_TASK STATEMENT_.
Which lines hold the word "more"? Copy each of them from the material.

_RECORDS SHOWN_.

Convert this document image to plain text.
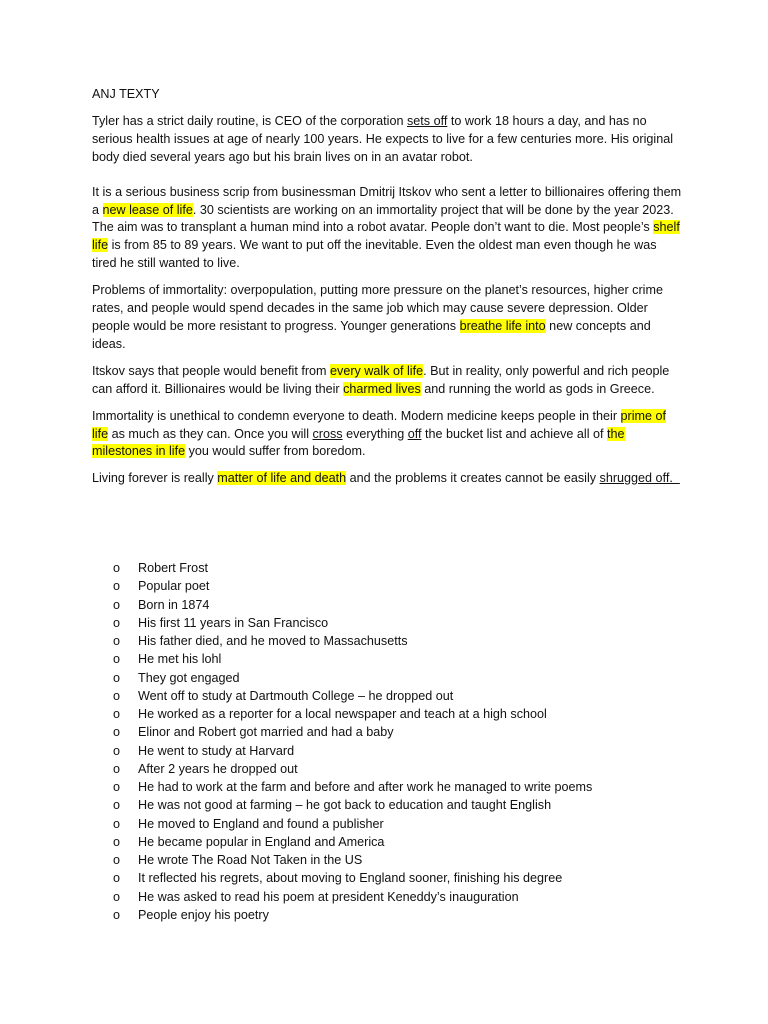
ANJ TEXTY

Tyler has a strict daily routine, is CEO of the corporation sets off to work 18 hours a day, and has no serious health issues at age of nearly 100 years. He expects to live for a few centuries more. His original body died several years ago but his brain lives on in an avatar robot.

It is a serious business scrip from businessman Dmitrij Itskov who sent a letter to billionaires offering them a new lease of life. 30 scientists are working on an immortality project that will be done by the year 2023. The aim was to transplant a human mind into a robot avatar. People don’t want to die. Most people’s shelf life is from 85 to 89 years. We want to put off the inevitable. Even the oldest man even though he was tired he still wanted to live.

Problems of immortality: overpopulation, putting more pressure on the planet’s resources, higher crime rates, and people would spend decades in the same job which may cause severe depression. Older people would be more resistant to progress. Younger generations breathe life into new concepts and ideas.

Itskov says that people would benefit from every walk of life. But in reality, only powerful and rich people can afford it. Billionaires would be living their charmed lives and running the world as gods in Greece.

Immortality is unethical to condemn everyone to death. Modern medicine keeps people in their prime of life as much as they can. Once you will cross everything off the bucket list and achieve all of the milestones in life you would suffer from boredom.

Living forever is really matter of life and death and the problems it creates cannot be easily shrugged off.

o	Robert Frost
o	Popular poet
o	Born in 1874
o	His first 11 years in San Francisco
o	His father died, and he moved to Massachusetts
o	He met his lohl
o	They got engaged
o	Went off to study at Dartmouth College – he dropped out
o	He worked as a reporter for a local newspaper and teach at a high school
o	Elinor and Robert got married and had a baby
o	He went to study at Harvard
o	After 2 years he dropped out
o	He had to work at the farm and before and after work he managed to write poems
o	He was not good at farming – he got back to education and taught English
o	He moved to England and found a publisher
o	He became popular in England and America
o	He wrote The Road Not Taken in the US
o	It reflected his regrets, about moving to England sooner, finishing his degree
o	He was asked to read his poem at president Keneddy’s inauguration
o	People enjoy his poetry
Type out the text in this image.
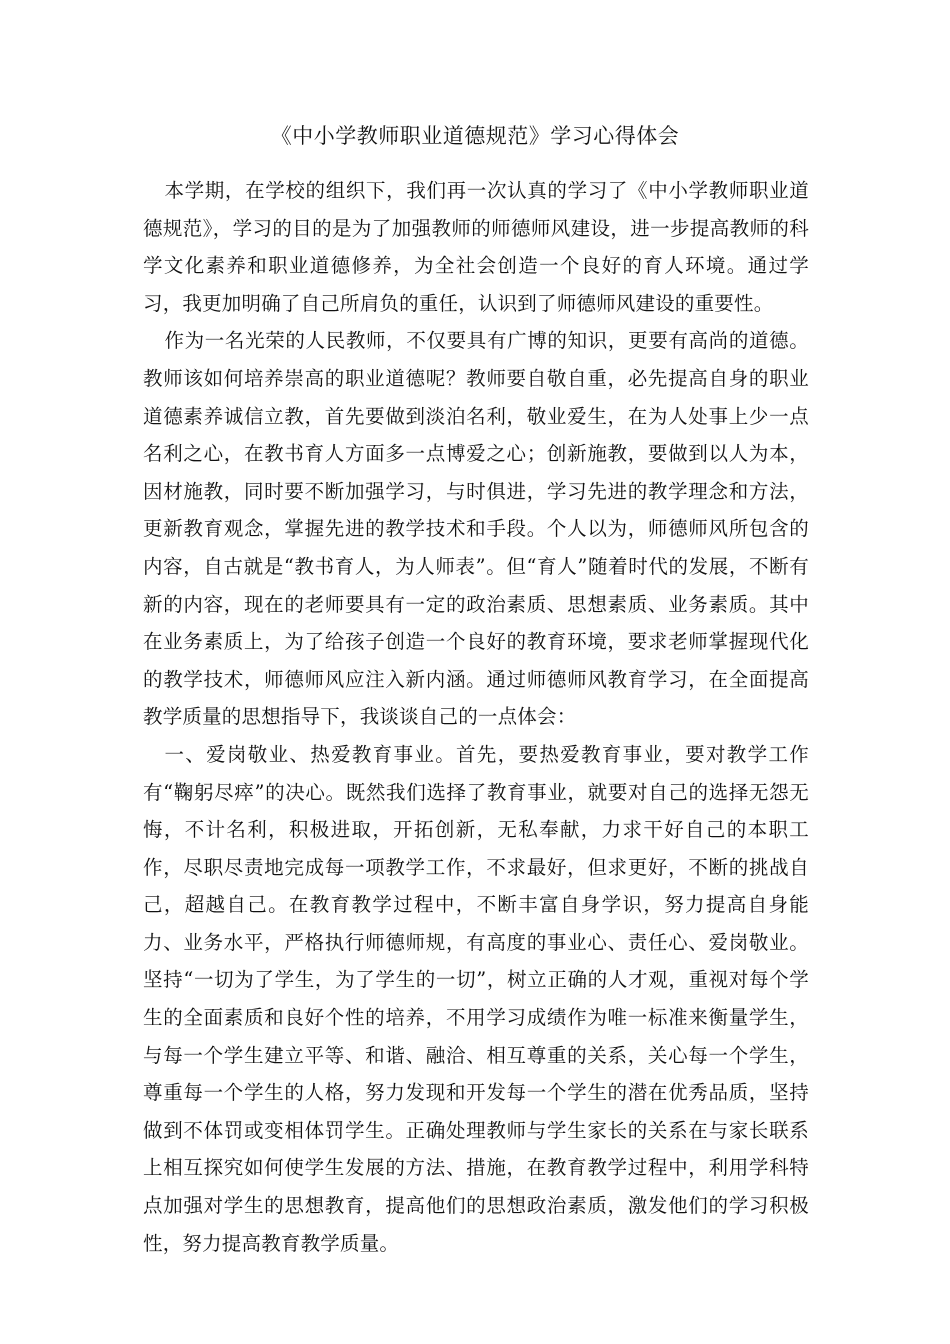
《中小学教师职业道德规范》学习心得体会

本学期，在学校的组织下，我们再一次认真的学习了《中小学教师职业道德规范》，学习的目的是为了加强教师的师德师风建设，进一步提高教师的科学文化素养和职业道德修养，为全社会创造一个良好的育人环境。通过学习，我更加明确了自己所肩负的重任，认识到了师德师风建设的重要性。

作为一名光荣的人民教师，不仅要具有广博的知识，更要有高尚的道德。教师该如何培养崇高的职业道德呢？教师要自敬自重，必先提高自身的职业道德素养诚信立教，首先要做到淡泊名利，敬业爱生，在为人处事上少一点名利之心，在教书育人方面多一点博爱之心；创新施教，要做到以人为本，因材施教，同时要不断加强学习，与时俱进，学习先进的教学理念和方法，更新教育观念，掌握先进的教学技术和手段。个人以为，师德师风所包含的内容，自古就是“教书育人，为人师表”。但“育人”随着时代的发展，不断有新的内容，现在的老师要具有一定的政治素质、思想素质、业务素质。其中在业务素质上，为了给孩子创造一个良好的教育环境，要求老师掌握现代化的教学技术，师德师风应注入新内涵。通过师德师风教育学习，在全面提高教学质量的思想指导下，我谈谈自己的一点体会：

一、爱岗敬业、热爱教育事业。首先，要热爱教育事业，要对教学工作有“鞠躬尽瘁”的决心。既然我们选择了教育事业，就要对自己的选择无怨无悔，不计名利，积极进取，开拓创新，无私奉献，力求干好自己的本职工作，尽职尽责地完成每一项教学工作，不求最好，但求更好，不断的挑战自己，超越自己。在教育教学过程中，不断丰富自身学识，努力提高自身能力、业务水平，严格执行师德师规，有高度的事业心、责任心、爱岗敬业。坚持“一切为了学生，为了学生的一切”，树立正确的人才观，重视对每个学生的全面素质和良好个性的培养，不用学习成绩作为唯一标准来衡量学生，与每一个学生建立平等、和谐、融洽、相互尊重的关系，关心每一个学生，尊重每一个学生的人格，努力发现和开发每一个学生的潜在优秀品质，坚持做到不体罚或变相体罚学生。正确处理教师与学生家长的关系在与家长联系上相互探究如何使学生发展的方法、措施，在教育教学过程中，利用学科特点加强对学生的思想教育，提高他们的思想政治素质，激发他们的学习积极性，努力提高教育教学质量。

_EXPECTED OUTPUT_.
Tyler has a strict daily routine, is CEO of the corporation sets off to work 18 hours a day, and has no serious health issues at age of nearly 100 years. He expects to live for a few centuries more. His original body died several years ago but his brain lives on in an avatar robot.
Problems of immortality: overpopulation, putting more pressure on the planet’s resources, higher crime rates, and people would spend decades in the same job which may cause severe depression. Older people would be more resistant to progress. Younger generations breathe life into new concepts and ideas.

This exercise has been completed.